Required task
Write the records out again, precisely as they stand.

(Rows from a figure dataset)
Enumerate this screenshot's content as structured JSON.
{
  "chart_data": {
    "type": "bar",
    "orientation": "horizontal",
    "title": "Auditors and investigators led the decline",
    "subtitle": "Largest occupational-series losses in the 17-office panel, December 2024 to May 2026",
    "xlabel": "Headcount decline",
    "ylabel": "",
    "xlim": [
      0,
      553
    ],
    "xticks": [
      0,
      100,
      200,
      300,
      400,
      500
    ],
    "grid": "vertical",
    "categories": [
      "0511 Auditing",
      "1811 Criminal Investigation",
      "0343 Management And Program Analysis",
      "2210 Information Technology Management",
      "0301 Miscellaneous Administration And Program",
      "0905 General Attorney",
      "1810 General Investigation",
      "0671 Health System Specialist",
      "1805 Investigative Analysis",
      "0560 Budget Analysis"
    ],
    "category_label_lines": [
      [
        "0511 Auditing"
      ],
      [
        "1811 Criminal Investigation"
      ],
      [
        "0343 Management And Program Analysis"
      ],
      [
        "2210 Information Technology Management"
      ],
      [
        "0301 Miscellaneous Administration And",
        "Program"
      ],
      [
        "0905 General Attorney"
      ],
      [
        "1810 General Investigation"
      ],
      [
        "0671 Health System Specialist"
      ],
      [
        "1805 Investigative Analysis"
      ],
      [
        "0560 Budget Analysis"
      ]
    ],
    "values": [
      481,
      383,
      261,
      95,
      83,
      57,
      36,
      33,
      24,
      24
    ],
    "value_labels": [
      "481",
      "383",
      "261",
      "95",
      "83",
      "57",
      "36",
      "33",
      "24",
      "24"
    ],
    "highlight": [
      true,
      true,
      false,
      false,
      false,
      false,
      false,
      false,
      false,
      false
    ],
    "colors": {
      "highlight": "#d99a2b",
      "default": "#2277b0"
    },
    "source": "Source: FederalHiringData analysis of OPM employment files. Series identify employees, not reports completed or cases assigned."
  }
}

Task response
Enumerate this screenshot's content as structured JSON.
{
  "chart_data": {
    "type": "bar",
    "orientation": "horizontal",
    "title": "Auditors and investigators led the decline",
    "subtitle": "Largest occupational-series losses in the 17-office panel, December 2024 to May 2026",
    "xlabel": "Headcount decline",
    "ylabel": "",
    "xlim": [
      0,
      553
    ],
    "xticks": [
      0,
      100,
      200,
      300,
      400,
      500
    ],
    "grid": "vertical",
    "categories": [
      "0511 Auditing",
      "1811 Criminal Investigation",
      "0343 Management And Program Analysis",
      "2210 Information Technology Management",
      "0301 Miscellaneous Administration And Program",
      "0905 General Attorney",
      "1810 General Investigation",
      "0671 Health System Specialist",
      "1805 Investigative Analysis",
      "0560 Budget Analysis"
    ],
    "category_label_lines": [
      [
        "0511 Auditing"
      ],
      [
        "1811 Criminal Investigation"
      ],
      [
        "0343 Management And Program Analysis"
      ],
      [
        "2210 Information Technology Management"
      ],
      [
        "0301 Miscellaneous Administration And",
        "Program"
      ],
      [
        "0905 General Attorney"
      ],
      [
        "1810 General Investigation"
      ],
      [
        "0671 Health System Specialist"
      ],
      [
        "1805 Investigative Analysis"
      ],
      [
        "0560 Budget Analysis"
      ]
    ],
    "values": [
      481,
      383,
      261,
      95,
      83,
      57,
      36,
      33,
      24,
      24
    ],
    "value_labels": [
      "481",
      "383",
      "261",
      "95",
      "83",
      "57",
      "36",
      "33",
      "24",
      "24"
    ],
    "highlight": [
      true,
      true,
      false,
      false,
      false,
      false,
      false,
      false,
      false,
      false
    ],
    "colors": {
      "highlight": "#d99a2b",
      "default": "#2277b0"
    },
    "source": "Source: FederalHiringData analysis of OPM employment files. Series identify employees, not reports completed or cases assigned."
  }
}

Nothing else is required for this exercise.